What you are asked to do — Which lines contain the word "this"? Return each of them as written.

Stored data —
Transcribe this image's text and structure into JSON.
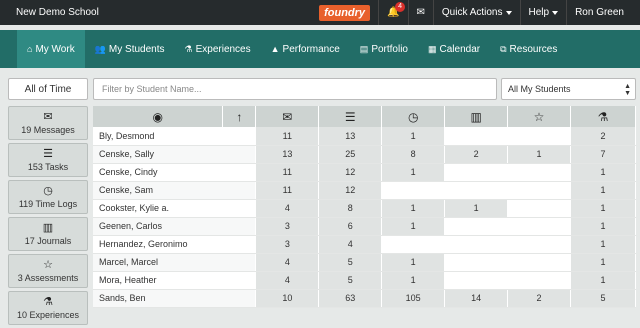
{
  "topbar": {
    "school": "New Demo School",
    "logo": "foundry",
    "notifications_count": "4",
    "quick_actions": "Quick Actions",
    "help": "Help",
    "user": "Ron Green"
  },
  "nav": {
    "tabs": [
      {
        "label": "My Work",
        "icon": "home-icon",
        "glyph": "⌂"
      },
      {
        "label": "My Students",
        "icon": "users-icon",
        "glyph": "👥"
      },
      {
        "label": "Experiences",
        "icon": "flask-icon",
        "glyph": "⚗"
      },
      {
        "label": "Performance",
        "icon": "chart-icon",
        "glyph": "▲"
      },
      {
        "label": "Portfolio",
        "icon": "book-icon",
        "glyph": "▤"
      },
      {
        "label": "Calendar",
        "icon": "calendar-icon",
        "glyph": "▦"
      },
      {
        "label": "Resources",
        "icon": "copy-icon",
        "glyph": "⧉"
      }
    ]
  },
  "filters": {
    "time_label": "All of Time",
    "student_placeholder": "Filter by Student Name...",
    "students_select": "All My Students"
  },
  "sidebar": {
    "items": [
      {
        "label": "19 Messages",
        "icon": "inbox-icon",
        "glyph": "✉"
      },
      {
        "label": "153 Tasks",
        "icon": "tasks-icon",
        "glyph": "☰"
      },
      {
        "label": "119 Time Logs",
        "icon": "clock-icon",
        "glyph": "◷"
      },
      {
        "label": "17 Journals",
        "icon": "journal-icon",
        "glyph": "▥"
      },
      {
        "label": "3 Assessments",
        "icon": "star-icon",
        "glyph": "☆"
      },
      {
        "label": "10 Experiences",
        "icon": "flask-icon",
        "glyph": "⚗"
      }
    ]
  },
  "table": {
    "columns": [
      {
        "icon": "user-icon",
        "glyph": "◉"
      },
      {
        "icon": "sort-up-icon",
        "glyph": "↑"
      },
      {
        "icon": "inbox-icon",
        "glyph": "✉"
      },
      {
        "icon": "tasks-icon",
        "glyph": "☰"
      },
      {
        "icon": "clock-icon",
        "glyph": "◷"
      },
      {
        "icon": "journal-icon",
        "glyph": "▥"
      },
      {
        "icon": "star-icon",
        "glyph": "☆"
      },
      {
        "icon": "flask-icon",
        "glyph": "⚗"
      }
    ],
    "rows": [
      {
        "name": "Bly, Desmond",
        "messages": "11",
        "tasks": "13",
        "timelogs": "1",
        "journals": "",
        "assessments": "",
        "experiences": "2"
      },
      {
        "name": "Censke, Sally",
        "messages": "13",
        "tasks": "25",
        "timelogs": "8",
        "journals": "2",
        "assessments": "1",
        "experiences": "7"
      },
      {
        "name": "Censke, Cindy",
        "messages": "11",
        "tasks": "12",
        "timelogs": "1",
        "journals": "",
        "assessments": "",
        "experiences": "1"
      },
      {
        "name": "Censke, Sam",
        "messages": "11",
        "tasks": "12",
        "timelogs": "",
        "journals": "",
        "assessments": "",
        "experiences": "1"
      },
      {
        "name": "Cookster, Kylie a.",
        "messages": "4",
        "tasks": "8",
        "timelogs": "1",
        "journals": "1",
        "assessments": "",
        "experiences": "1"
      },
      {
        "name": "Geenen, Carlos",
        "messages": "3",
        "tasks": "6",
        "timelogs": "1",
        "journals": "",
        "assessments": "",
        "experiences": "1"
      },
      {
        "name": "Hernandez, Geronimo",
        "messages": "3",
        "tasks": "4",
        "timelogs": "",
        "journals": "",
        "assessments": "",
        "experiences": "1"
      },
      {
        "name": "Marcel, Marcel",
        "messages": "4",
        "tasks": "5",
        "timelogs": "1",
        "journals": "",
        "assessments": "",
        "experiences": "1"
      },
      {
        "name": "Mora, Heather",
        "messages": "4",
        "tasks": "5",
        "timelogs": "1",
        "journals": "",
        "assessments": "",
        "experiences": "1"
      },
      {
        "name": "Sands, Ben",
        "messages": "10",
        "tasks": "63",
        "timelogs": "105",
        "journals": "14",
        "assessments": "2",
        "experiences": "5"
      }
    ]
  }
}
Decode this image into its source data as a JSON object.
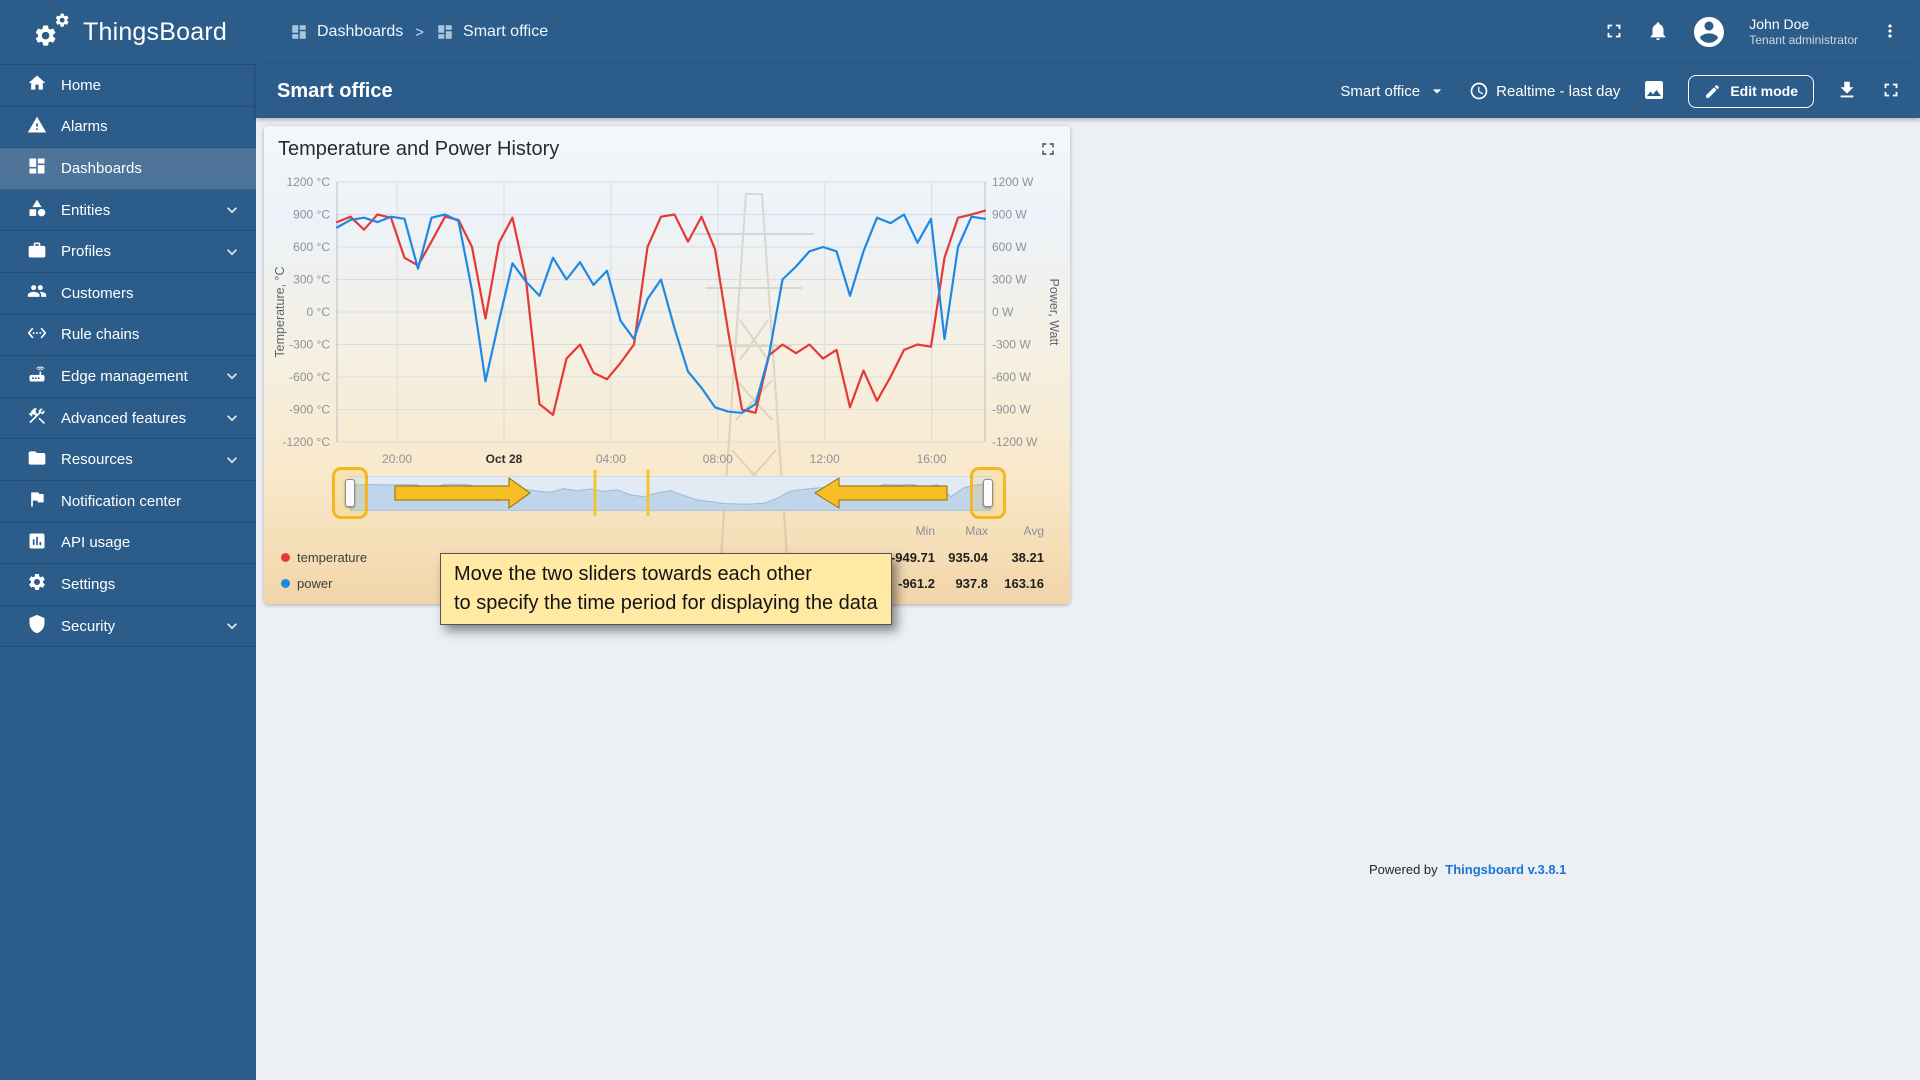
{
  "header": {
    "logo_text": "ThingsBoard",
    "separator": ">",
    "breadcrumbs": [
      {
        "label": "Dashboards"
      },
      {
        "label": "Smart office"
      }
    ],
    "user": {
      "name": "John Doe",
      "role": "Tenant administrator"
    }
  },
  "sidebar": {
    "items": [
      {
        "label": "Home",
        "icon": "home"
      },
      {
        "label": "Alarms",
        "icon": "alarms"
      },
      {
        "label": "Dashboards",
        "icon": "dashboards",
        "active": true
      },
      {
        "label": "Entities",
        "icon": "entities",
        "expandable": true
      },
      {
        "label": "Profiles",
        "icon": "profiles",
        "expandable": true
      },
      {
        "label": "Customers",
        "icon": "customers"
      },
      {
        "label": "Rule chains",
        "icon": "rule-chains"
      },
      {
        "label": "Edge management",
        "icon": "edge",
        "expandable": true
      },
      {
        "label": "Advanced features",
        "icon": "advanced",
        "expandable": true
      },
      {
        "label": "Resources",
        "icon": "resources",
        "expandable": true
      },
      {
        "label": "Notification center",
        "icon": "notification"
      },
      {
        "label": "API usage",
        "icon": "api-usage"
      },
      {
        "label": "Settings",
        "icon": "settings"
      },
      {
        "label": "Security",
        "icon": "security",
        "expandable": true
      }
    ]
  },
  "toolbar": {
    "title": "Smart office",
    "state_selector": "Smart office",
    "time_window": "Realtime - last day",
    "edit_button": "Edit mode"
  },
  "widget": {
    "title": "Temperature and Power History",
    "tooltip": {
      "line1": "Move the two sliders towards each other",
      "line2": "to specify the time period for displaying the data"
    },
    "legend": {
      "columns": [
        "Min",
        "Max",
        "Avg"
      ],
      "rows": [
        {
          "name": "temperature",
          "color": "#e53935",
          "min": "-949.71",
          "max": "935.04",
          "avg": "38.21"
        },
        {
          "name": "power",
          "color": "#1e88e5",
          "min": "-961.2",
          "max": "937.8",
          "avg": "163.16"
        }
      ]
    }
  },
  "chart_data": {
    "type": "line",
    "title": "Temperature and Power History",
    "x_range": [
      0,
      24.25
    ],
    "ylim": [
      -1200,
      1200
    ],
    "yticks": [
      1200,
      900,
      600,
      300,
      0,
      -300,
      -600,
      -900,
      -1200
    ],
    "y_unit_left": "°C",
    "y_unit_right": "W",
    "ylabel_left": "Temperature, °C",
    "ylabel_right": "Power, Watt",
    "grid": true,
    "legend_position": "bottom-left",
    "xticks": [
      {
        "x": 2.25,
        "label": "20:00"
      },
      {
        "x": 6.25,
        "label": "Oct 28",
        "bold": true
      },
      {
        "x": 10.25,
        "label": "04:00"
      },
      {
        "x": 14.25,
        "label": "08:00"
      },
      {
        "x": 18.25,
        "label": "12:00"
      },
      {
        "x": 22.25,
        "label": "16:00"
      }
    ],
    "series": [
      {
        "name": "temperature",
        "color": "#e53935",
        "axis": "left",
        "values": [
          830,
          880,
          760,
          900,
          870,
          500,
          430,
          650,
          880,
          850,
          600,
          -60,
          640,
          870,
          300,
          -850,
          -950,
          -430,
          -300,
          -560,
          -620,
          -470,
          -300,
          600,
          880,
          900,
          650,
          880,
          580,
          -200,
          -900,
          -930,
          -400,
          -300,
          -380,
          -300,
          -430,
          -350,
          -880,
          -540,
          -820,
          -600,
          -350,
          -300,
          -320,
          500,
          870,
          900,
          935
        ]
      },
      {
        "name": "power",
        "color": "#1e88e5",
        "axis": "right",
        "values": [
          780,
          850,
          870,
          830,
          880,
          860,
          400,
          870,
          900,
          840,
          200,
          -640,
          -80,
          450,
          280,
          150,
          500,
          300,
          460,
          250,
          380,
          -80,
          -250,
          120,
          300,
          -150,
          -550,
          -700,
          -880,
          -920,
          -930,
          -850,
          -400,
          300,
          420,
          560,
          600,
          560,
          150,
          560,
          870,
          820,
          900,
          640,
          860,
          -250,
          600,
          880,
          860
        ]
      }
    ]
  },
  "footer": {
    "powered_by": "Powered by",
    "link": "Thingsboard v.3.8.1"
  }
}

Exercise solution —
Transcribe this image's text and structure into JSON.
Decode this image into its source data as a JSON object.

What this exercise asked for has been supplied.